▶ WRITTEN TASK
Your task is to output the entries below word for word.

▶ RECORDS SHOWN
⁂
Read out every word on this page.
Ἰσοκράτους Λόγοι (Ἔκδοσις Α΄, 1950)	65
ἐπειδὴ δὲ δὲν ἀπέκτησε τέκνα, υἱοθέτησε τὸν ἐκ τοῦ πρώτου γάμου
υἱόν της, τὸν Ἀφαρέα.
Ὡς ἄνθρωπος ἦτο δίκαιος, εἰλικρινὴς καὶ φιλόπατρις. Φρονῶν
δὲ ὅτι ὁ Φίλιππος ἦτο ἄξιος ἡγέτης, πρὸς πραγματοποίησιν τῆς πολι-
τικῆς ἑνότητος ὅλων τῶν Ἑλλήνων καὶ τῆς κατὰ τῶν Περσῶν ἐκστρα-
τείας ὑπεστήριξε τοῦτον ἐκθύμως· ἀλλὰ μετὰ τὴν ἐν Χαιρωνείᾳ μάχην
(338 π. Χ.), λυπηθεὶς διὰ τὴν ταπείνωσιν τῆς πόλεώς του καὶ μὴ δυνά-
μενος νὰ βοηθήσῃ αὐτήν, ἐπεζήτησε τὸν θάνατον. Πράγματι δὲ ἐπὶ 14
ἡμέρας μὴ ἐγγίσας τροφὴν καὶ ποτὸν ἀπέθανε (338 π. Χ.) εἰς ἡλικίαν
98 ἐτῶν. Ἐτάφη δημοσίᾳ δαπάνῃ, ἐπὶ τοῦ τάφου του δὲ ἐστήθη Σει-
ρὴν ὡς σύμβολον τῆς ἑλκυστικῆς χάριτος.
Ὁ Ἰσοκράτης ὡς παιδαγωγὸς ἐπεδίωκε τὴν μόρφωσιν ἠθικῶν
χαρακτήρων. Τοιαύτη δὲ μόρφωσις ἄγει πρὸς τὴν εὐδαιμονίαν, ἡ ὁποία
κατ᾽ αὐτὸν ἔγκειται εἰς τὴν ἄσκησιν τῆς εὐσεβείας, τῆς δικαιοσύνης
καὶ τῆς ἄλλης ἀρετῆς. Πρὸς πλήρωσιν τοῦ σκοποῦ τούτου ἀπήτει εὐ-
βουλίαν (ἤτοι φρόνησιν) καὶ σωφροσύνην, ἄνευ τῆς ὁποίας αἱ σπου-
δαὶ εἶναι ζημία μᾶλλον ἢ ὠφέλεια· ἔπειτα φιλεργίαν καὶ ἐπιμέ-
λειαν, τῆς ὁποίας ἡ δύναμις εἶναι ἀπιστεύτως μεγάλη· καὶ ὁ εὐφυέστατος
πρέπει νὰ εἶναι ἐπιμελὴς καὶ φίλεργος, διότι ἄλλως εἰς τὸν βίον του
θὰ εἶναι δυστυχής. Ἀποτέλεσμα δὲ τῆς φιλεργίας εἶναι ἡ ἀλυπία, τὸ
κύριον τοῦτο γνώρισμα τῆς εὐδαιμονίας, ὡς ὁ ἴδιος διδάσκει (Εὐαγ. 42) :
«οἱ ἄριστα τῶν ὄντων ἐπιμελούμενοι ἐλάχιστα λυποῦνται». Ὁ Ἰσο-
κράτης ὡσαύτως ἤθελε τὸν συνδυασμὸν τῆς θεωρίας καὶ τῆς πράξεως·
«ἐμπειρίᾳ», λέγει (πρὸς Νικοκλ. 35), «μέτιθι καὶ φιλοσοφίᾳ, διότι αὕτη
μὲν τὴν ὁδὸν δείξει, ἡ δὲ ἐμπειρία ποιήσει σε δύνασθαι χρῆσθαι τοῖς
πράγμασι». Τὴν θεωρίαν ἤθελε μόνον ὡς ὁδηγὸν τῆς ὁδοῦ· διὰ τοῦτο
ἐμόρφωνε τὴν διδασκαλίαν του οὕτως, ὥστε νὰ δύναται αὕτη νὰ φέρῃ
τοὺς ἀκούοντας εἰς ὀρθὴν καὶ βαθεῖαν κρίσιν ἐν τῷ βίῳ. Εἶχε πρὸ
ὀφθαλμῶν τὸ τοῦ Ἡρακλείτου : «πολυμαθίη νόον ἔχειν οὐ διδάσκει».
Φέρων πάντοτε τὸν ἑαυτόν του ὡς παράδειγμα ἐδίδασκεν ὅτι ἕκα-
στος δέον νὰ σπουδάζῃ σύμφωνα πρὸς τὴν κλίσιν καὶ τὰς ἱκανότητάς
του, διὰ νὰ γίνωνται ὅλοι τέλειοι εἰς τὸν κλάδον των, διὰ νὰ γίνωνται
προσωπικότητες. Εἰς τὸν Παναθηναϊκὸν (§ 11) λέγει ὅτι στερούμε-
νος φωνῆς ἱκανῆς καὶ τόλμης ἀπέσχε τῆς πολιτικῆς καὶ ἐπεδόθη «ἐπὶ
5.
⁂
▶ SOLUTION
Read out every word on this page.
Ἰσοκράτους Λόγοι (Ἔκδοσις Α΄, 1950)	65
ἐπειδὴ δὲ δὲν ἀπέκτησε τέκνα, υἱοθέτησε τὸν ἐκ τοῦ πρώτου γάμου
υἱόν της, τὸν Ἀφαρέα.
Ὡς ἄνθρωπος ἦτο δίκαιος, εἰλικρινὴς καὶ φιλόπατρις. Φρονῶν
δὲ ὅτι ὁ Φίλιππος ἦτο ἄξιος ἡγέτης, πρὸς πραγματοποίησιν τῆς πολι-
τικῆς ἑνότητος ὅλων τῶν Ἑλλήνων καὶ τῆς κατὰ τῶν Περσῶν ἐκστρα-
τείας ὑπεστήριξε τοῦτον ἐκθύμως· ἀλλὰ μετὰ τὴν ἐν Χαιρωνείᾳ μάχην
(338 π. Χ.), λυπηθεὶς διὰ τὴν ταπείνωσιν τῆς πόλεώς του καὶ μὴ δυνά-
μενος νὰ βοηθήσῃ αὐτήν, ἐπεζήτησε τὸν θάνατον. Πράγματι δὲ ἐπὶ 14
ἡμέρας μὴ ἐγγίσας τροφὴν καὶ ποτὸν ἀπέθανε (338 π. Χ.) εἰς ἡλικίαν
98 ἐτῶν. Ἐτάφη δημοσίᾳ δαπάνῃ, ἐπὶ τοῦ τάφου του δὲ ἐστήθη Σει-
ρὴν ὡς σύμβολον τῆς ἑλκυστικῆς χάριτος.
Ὁ Ἰσοκράτης ὡς παιδαγωγὸς ἐπεδίωκε τὴν μόρφωσιν ἠθικῶν
χαρακτήρων. Τοιαύτη δὲ μόρφωσις ἄγει πρὸς τὴν εὐδαιμονίαν, ἡ ὁποία
κατ᾽ αὐτὸν ἔγκειται εἰς τὴν ἄσκησιν τῆς εὐσεβείας, τῆς δικαιοσύνης
καὶ τῆς ἄλλης ἀρετῆς. Πρὸς πλήρωσιν τοῦ σκοποῦ τούτου ἀπήτει εὐ-
βουλίαν (ἤτοι φρόνησιν) καὶ σωφροσύνην, ἄνευ τῆς ὁποίας αἱ σπου-
δαὶ εἶναι ζημία μᾶλλον ἢ ὠφέλεια· ἔπειτα φιλεργίαν καὶ ἐπιμέ-
λειαν, τῆς ὁποίας ἡ δύναμις εἶναι ἀπιστεύτως μεγάλη· καὶ ὁ εὐφυέστατος
πρέπει νὰ εἶναι ἐπιμελὴς καὶ φίλεργος, διότι ἄλλως εἰς τὸν βίον του
θὰ εἶναι δυστυχής. Ἀποτέλεσμα δὲ τῆς φιλεργίας εἶναι ἡ ἀλυπία, τὸ
κύριον τοῦτο γνώρισμα τῆς εὐδαιμονίας, ὡς ὁ ἴδιος διδάσκει (Εὐαγ. 42) :
«οἱ ἄριστα τῶν ὄντων ἐπιμελούμενοι ἐλάχιστα λυποῦνται». Ὁ Ἰσο-
κράτης ὡσαύτως ἤθελε τὸν συνδυασμὸν τῆς θεωρίας καὶ τῆς πράξεως·
«ἐμπειρίᾳ», λέγει (πρὸς Νικοκλ. 35), «μέτιθι καὶ φιλοσοφίᾳ, διότι αὕτη
μὲν τὴν ὁδὸν δείξει, ἡ δὲ ἐμπειρία ποιήσει σε δύνασθαι χρῆσθαι τοῖς
πράγμασι». Τὴν θεωρίαν ἤθελε μόνον ὡς ὁδηγὸν τῆς ὁδοῦ· διὰ τοῦτο
ἐμόρφωνε τὴν διδασκαλίαν του οὕτως, ὥστε νὰ δύναται αὕτη νὰ φέρῃ
τοὺς ἀκούοντας εἰς ὀρθὴν καὶ βαθεῖαν κρίσιν ἐν τῷ βίῳ. Εἶχε πρὸ
ὀφθαλμῶν τὸ τοῦ Ἡρακλείτου : «πολυμαθίη νόον ἔχειν οὐ διδάσκει».
Φέρων πάντοτε τὸν ἑαυτόν του ὡς παράδειγμα ἐδίδασκεν ὅτι ἕκα-
στος δέον νὰ σπουδάζῃ σύμφωνα πρὸς τὴν κλίσιν καὶ τὰς ἱκανότητάς
του, διὰ νὰ γίνωνται ὅλοι τέλειοι εἰς τὸν κλάδον των, διὰ νὰ γίνωνται
προσωπικότητες. Εἰς τὸν Παναθηναϊκὸν (§ 11) λέγει ὅτι στερούμε-
νος φωνῆς ἱκανῆς καὶ τόλμης ἀπέσχε τῆς πολιτικῆς καὶ ἐπεδόθη «ἐπὶ
5.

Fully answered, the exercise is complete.